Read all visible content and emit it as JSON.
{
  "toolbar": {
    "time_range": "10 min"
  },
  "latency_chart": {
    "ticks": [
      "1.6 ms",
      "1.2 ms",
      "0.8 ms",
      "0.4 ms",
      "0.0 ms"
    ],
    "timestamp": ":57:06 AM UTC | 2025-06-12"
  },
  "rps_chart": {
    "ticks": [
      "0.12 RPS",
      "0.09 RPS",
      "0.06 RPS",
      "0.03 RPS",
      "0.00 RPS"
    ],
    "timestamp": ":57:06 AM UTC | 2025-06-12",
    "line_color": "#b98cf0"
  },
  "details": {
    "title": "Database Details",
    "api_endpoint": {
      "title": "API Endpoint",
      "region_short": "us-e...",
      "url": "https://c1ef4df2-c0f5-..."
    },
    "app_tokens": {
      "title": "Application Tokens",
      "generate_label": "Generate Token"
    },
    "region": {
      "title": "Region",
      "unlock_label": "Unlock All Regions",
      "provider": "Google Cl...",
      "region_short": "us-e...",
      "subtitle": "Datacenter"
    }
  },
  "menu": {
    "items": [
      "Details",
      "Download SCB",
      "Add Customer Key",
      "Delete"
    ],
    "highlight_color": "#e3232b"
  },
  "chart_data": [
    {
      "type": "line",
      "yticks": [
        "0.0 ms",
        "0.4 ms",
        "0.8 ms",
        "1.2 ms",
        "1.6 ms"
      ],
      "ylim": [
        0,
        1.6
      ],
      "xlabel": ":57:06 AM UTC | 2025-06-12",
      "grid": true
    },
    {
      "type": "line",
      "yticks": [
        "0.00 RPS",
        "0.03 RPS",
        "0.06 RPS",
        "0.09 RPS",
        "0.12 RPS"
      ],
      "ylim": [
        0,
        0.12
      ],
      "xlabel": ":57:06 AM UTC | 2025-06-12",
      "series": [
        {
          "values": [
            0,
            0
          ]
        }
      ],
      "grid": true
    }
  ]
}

------------------------------

Transcribe all of the lines in the records precisely.

Read all visible content and emit it as JSON.
{
  "toolbar": {
    "time_range": "10 min"
  },
  "latency_chart": {
    "ticks": [
      "1.6 ms",
      "1.2 ms",
      "0.8 ms",
      "0.4 ms",
      "0.0 ms"
    ],
    "timestamp": ":57:06 AM UTC | 2025-06-12"
  },
  "rps_chart": {
    "ticks": [
      "0.12 RPS",
      "0.09 RPS",
      "0.06 RPS",
      "0.03 RPS",
      "0.00 RPS"
    ],
    "timestamp": ":57:06 AM UTC | 2025-06-12",
    "line_color": "#b98cf0"
  },
  "details": {
    "title": "Database Details",
    "api_endpoint": {
      "title": "API Endpoint",
      "region_short": "us-e...",
      "url": "https://c1ef4df2-c0f5-..."
    },
    "app_tokens": {
      "title": "Application Tokens",
      "generate_label": "Generate Token"
    },
    "region": {
      "title": "Region",
      "unlock_label": "Unlock All Regions",
      "provider": "Google Cl...",
      "region_short": "us-e...",
      "subtitle": "Datacenter"
    }
  },
  "menu": {
    "items": [
      "Details",
      "Download SCB",
      "Add Customer Key",
      "Delete"
    ],
    "highlight_color": "#e3232b"
  },
  "chart_data": [
    {
      "type": "line",
      "yticks": [
        "0.0 ms",
        "0.4 ms",
        "0.8 ms",
        "1.2 ms",
        "1.6 ms"
      ],
      "ylim": [
        0,
        1.6
      ],
      "xlabel": ":57:06 AM UTC | 2025-06-12",
      "grid": true
    },
    {
      "type": "line",
      "yticks": [
        "0.00 RPS",
        "0.03 RPS",
        "0.06 RPS",
        "0.09 RPS",
        "0.12 RPS"
      ],
      "ylim": [
        0,
        0.12
      ],
      "xlabel": ":57:06 AM UTC | 2025-06-12",
      "series": [
        {
          "values": [
            0,
            0
          ]
        }
      ],
      "grid": true
    }
  ]
}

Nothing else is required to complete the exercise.